# DIRECTIONS
Report only how many lines of the entries below contain the string "bottom".

# EXERCISE MATERIAL
◇ ◇ ◇ ◇ ◇

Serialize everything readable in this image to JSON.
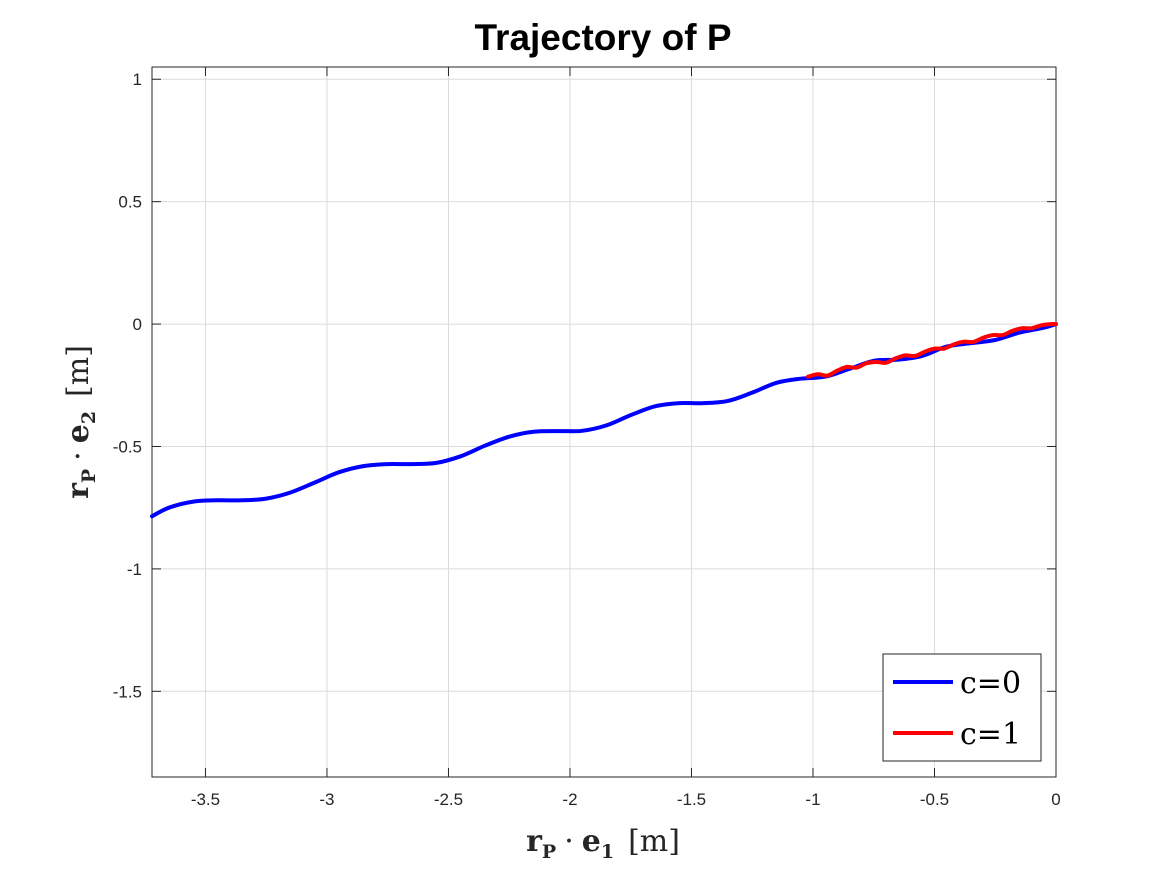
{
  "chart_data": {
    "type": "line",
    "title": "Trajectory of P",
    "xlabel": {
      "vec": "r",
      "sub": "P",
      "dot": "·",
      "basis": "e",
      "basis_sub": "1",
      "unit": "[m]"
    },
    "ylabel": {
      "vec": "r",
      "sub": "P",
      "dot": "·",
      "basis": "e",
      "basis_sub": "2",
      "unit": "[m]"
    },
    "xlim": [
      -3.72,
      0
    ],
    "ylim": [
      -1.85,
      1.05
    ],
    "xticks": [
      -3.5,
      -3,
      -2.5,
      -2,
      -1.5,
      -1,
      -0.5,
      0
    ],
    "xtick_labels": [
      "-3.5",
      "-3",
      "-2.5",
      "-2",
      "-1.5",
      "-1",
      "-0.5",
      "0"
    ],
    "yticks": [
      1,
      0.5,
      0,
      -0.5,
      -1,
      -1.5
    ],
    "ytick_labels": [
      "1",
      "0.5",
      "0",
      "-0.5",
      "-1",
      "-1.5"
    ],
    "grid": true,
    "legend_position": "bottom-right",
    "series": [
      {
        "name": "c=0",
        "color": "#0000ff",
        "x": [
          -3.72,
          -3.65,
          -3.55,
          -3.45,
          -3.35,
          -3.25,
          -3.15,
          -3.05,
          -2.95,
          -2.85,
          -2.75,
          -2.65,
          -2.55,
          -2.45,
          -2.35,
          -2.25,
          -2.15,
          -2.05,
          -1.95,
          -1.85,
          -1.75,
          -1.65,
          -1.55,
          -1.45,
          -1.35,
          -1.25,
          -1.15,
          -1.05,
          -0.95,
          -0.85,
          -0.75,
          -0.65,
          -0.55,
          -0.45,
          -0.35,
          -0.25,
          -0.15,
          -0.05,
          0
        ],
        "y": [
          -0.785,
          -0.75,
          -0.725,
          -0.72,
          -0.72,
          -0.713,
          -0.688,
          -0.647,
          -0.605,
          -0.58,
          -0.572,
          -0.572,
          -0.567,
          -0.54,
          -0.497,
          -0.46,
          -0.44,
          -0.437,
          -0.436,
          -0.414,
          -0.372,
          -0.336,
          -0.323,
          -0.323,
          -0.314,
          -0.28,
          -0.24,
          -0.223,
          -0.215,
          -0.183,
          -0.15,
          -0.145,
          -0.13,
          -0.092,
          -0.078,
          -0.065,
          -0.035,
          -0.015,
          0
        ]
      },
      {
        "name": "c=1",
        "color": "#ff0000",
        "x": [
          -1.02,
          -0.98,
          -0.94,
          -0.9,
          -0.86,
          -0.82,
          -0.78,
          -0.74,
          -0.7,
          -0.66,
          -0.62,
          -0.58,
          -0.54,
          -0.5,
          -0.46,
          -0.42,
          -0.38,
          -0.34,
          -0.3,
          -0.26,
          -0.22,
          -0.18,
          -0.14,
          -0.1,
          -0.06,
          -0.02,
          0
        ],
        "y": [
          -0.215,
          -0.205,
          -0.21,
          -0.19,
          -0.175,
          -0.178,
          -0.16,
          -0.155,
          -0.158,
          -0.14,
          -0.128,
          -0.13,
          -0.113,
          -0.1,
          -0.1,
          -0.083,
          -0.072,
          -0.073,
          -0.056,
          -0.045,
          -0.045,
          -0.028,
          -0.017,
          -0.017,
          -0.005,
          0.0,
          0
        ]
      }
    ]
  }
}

◇ ◇ ◇ ◇ ◇

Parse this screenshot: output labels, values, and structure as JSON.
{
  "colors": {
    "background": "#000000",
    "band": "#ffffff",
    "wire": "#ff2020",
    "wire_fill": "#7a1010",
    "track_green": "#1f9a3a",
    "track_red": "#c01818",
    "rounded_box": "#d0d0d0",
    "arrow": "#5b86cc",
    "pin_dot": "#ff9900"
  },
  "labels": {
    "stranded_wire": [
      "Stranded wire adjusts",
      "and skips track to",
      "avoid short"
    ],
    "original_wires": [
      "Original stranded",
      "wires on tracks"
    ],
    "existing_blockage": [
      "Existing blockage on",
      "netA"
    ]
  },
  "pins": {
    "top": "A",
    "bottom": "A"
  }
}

◇ ◇ ◇ ◇ ◇

# SOLUTION
2